Given task:
Pictures stay out of the copy; set down each line of the listing below exactly.

Listed entries:
━━━━━━━━━━━━━━━━

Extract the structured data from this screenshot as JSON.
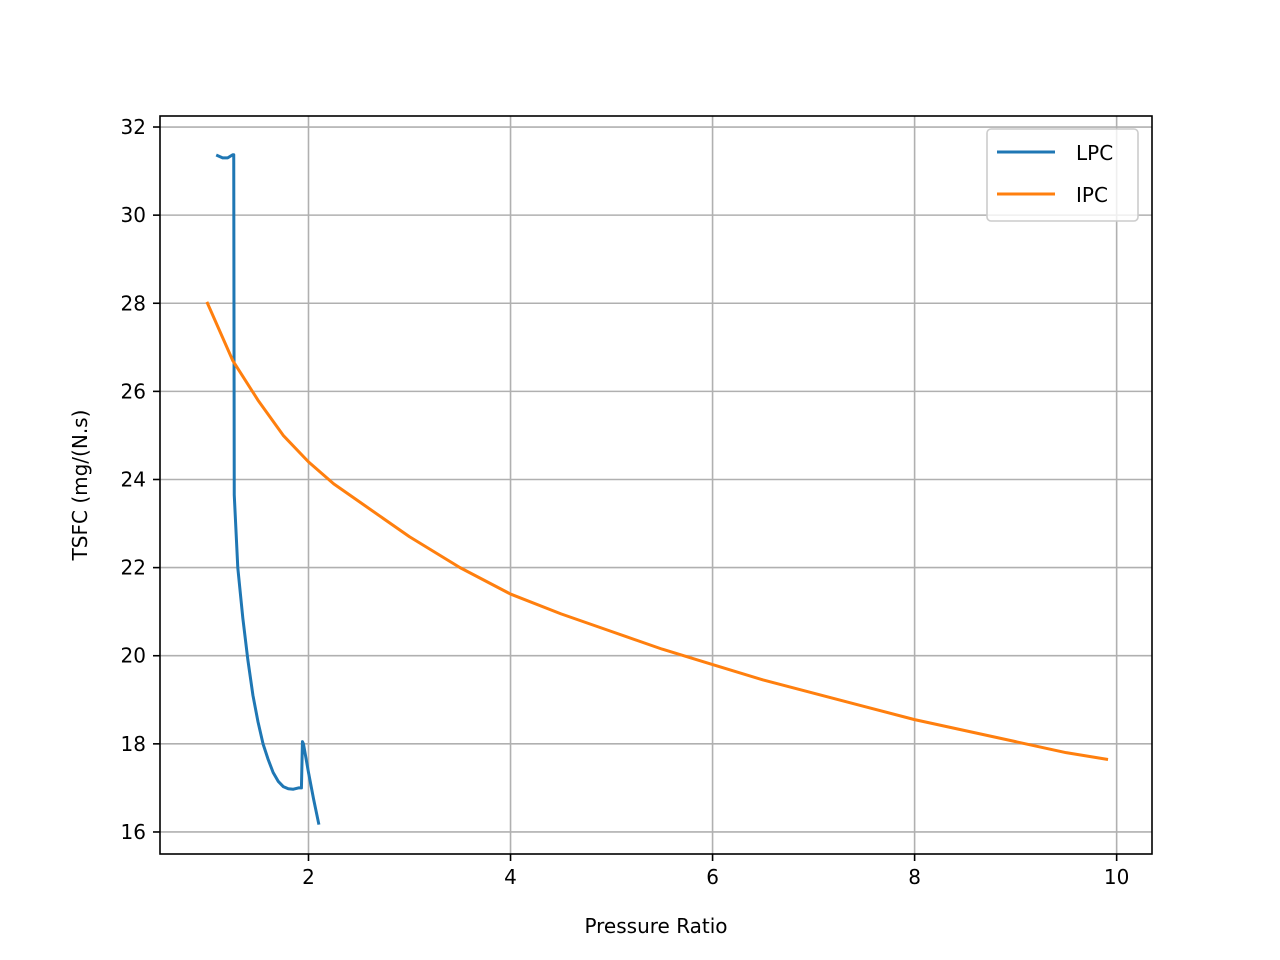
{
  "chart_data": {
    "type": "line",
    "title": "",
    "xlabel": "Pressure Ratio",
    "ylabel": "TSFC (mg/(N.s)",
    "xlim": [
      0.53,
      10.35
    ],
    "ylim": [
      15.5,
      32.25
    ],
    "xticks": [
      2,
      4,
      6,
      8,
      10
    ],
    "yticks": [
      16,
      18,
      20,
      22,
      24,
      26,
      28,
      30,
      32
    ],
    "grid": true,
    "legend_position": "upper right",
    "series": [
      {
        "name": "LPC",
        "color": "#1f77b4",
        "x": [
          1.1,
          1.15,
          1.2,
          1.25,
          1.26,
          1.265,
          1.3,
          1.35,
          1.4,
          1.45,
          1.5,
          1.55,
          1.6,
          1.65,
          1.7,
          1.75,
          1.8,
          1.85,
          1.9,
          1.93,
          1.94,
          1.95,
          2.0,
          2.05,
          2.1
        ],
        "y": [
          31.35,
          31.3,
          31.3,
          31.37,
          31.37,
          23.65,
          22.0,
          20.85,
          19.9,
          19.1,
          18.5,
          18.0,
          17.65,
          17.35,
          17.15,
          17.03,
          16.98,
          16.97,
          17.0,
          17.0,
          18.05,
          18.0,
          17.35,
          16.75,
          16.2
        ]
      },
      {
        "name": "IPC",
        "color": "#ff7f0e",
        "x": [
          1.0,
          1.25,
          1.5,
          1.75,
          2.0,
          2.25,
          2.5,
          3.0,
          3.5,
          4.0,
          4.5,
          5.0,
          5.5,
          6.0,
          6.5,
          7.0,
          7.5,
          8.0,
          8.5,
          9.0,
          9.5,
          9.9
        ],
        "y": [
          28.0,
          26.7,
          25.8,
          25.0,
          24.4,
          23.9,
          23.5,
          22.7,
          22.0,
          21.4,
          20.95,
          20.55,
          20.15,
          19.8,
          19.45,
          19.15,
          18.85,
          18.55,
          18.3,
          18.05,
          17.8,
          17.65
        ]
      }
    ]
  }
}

━━━━━━━━━━━━━━━━

Solution to this problem:
Extract the structured data from this screenshot as JSON.
{
  "chart_data": {
    "type": "line",
    "title": "",
    "xlabel": "Pressure Ratio",
    "ylabel": "TSFC (mg/(N.s)",
    "xlim": [
      0.53,
      10.35
    ],
    "ylim": [
      15.5,
      32.25
    ],
    "xticks": [
      2,
      4,
      6,
      8,
      10
    ],
    "yticks": [
      16,
      18,
      20,
      22,
      24,
      26,
      28,
      30,
      32
    ],
    "grid": true,
    "legend_position": "upper right",
    "series": [
      {
        "name": "LPC",
        "color": "#1f77b4",
        "x": [
          1.1,
          1.15,
          1.2,
          1.25,
          1.26,
          1.265,
          1.3,
          1.35,
          1.4,
          1.45,
          1.5,
          1.55,
          1.6,
          1.65,
          1.7,
          1.75,
          1.8,
          1.85,
          1.9,
          1.93,
          1.94,
          1.95,
          2.0,
          2.05,
          2.1
        ],
        "y": [
          31.35,
          31.3,
          31.3,
          31.37,
          31.37,
          23.65,
          22.0,
          20.85,
          19.9,
          19.1,
          18.5,
          18.0,
          17.65,
          17.35,
          17.15,
          17.03,
          16.98,
          16.97,
          17.0,
          17.0,
          18.05,
          18.0,
          17.35,
          16.75,
          16.2
        ]
      },
      {
        "name": "IPC",
        "color": "#ff7f0e",
        "x": [
          1.0,
          1.25,
          1.5,
          1.75,
          2.0,
          2.25,
          2.5,
          3.0,
          3.5,
          4.0,
          4.5,
          5.0,
          5.5,
          6.0,
          6.5,
          7.0,
          7.5,
          8.0,
          8.5,
          9.0,
          9.5,
          9.9
        ],
        "y": [
          28.0,
          26.7,
          25.8,
          25.0,
          24.4,
          23.9,
          23.5,
          22.7,
          22.0,
          21.4,
          20.95,
          20.55,
          20.15,
          19.8,
          19.45,
          19.15,
          18.85,
          18.55,
          18.3,
          18.05,
          17.8,
          17.65
        ]
      }
    ]
  }
}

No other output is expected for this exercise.